Omit every picture, then give all the entries again exactly.

[Data entries]
+ + + + + + +

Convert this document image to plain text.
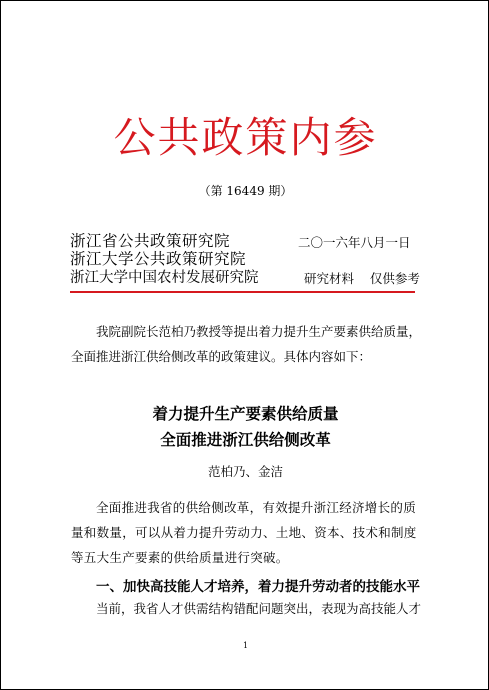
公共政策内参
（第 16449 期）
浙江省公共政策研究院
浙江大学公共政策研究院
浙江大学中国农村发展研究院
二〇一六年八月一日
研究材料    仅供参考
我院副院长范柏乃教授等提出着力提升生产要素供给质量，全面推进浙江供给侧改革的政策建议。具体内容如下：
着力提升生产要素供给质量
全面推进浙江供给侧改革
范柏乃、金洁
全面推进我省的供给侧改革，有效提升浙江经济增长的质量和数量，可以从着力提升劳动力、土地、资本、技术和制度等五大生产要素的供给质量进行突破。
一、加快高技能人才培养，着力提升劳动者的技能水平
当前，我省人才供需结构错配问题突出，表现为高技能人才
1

+ + + + + + +

__EXERCISE RESPONSE__
Convert this document image to plain text.
公共政策内参
（第 16449 期）
浙江省公共政策研究院
浙江大学公共政策研究院
浙江大学中国农村发展研究院
二〇一六年八月一日
研究材料    仅供参考
我院副院长范柏乃教授等提出着力提升生产要素供给质量，全面推进浙江供给侧改革的政策建议。具体内容如下：
着力提升生产要素供给质量
全面推进浙江供给侧改革
范柏乃、金洁
全面推进我省的供给侧改革，有效提升浙江经济增长的质量和数量，可以从着力提升劳动力、土地、资本、技术和制度等五大生产要素的供给质量进行突破。
一、加快高技能人才培养，着力提升劳动者的技能水平
当前，我省人才供需结构错配问题突出，表现为高技能人才
1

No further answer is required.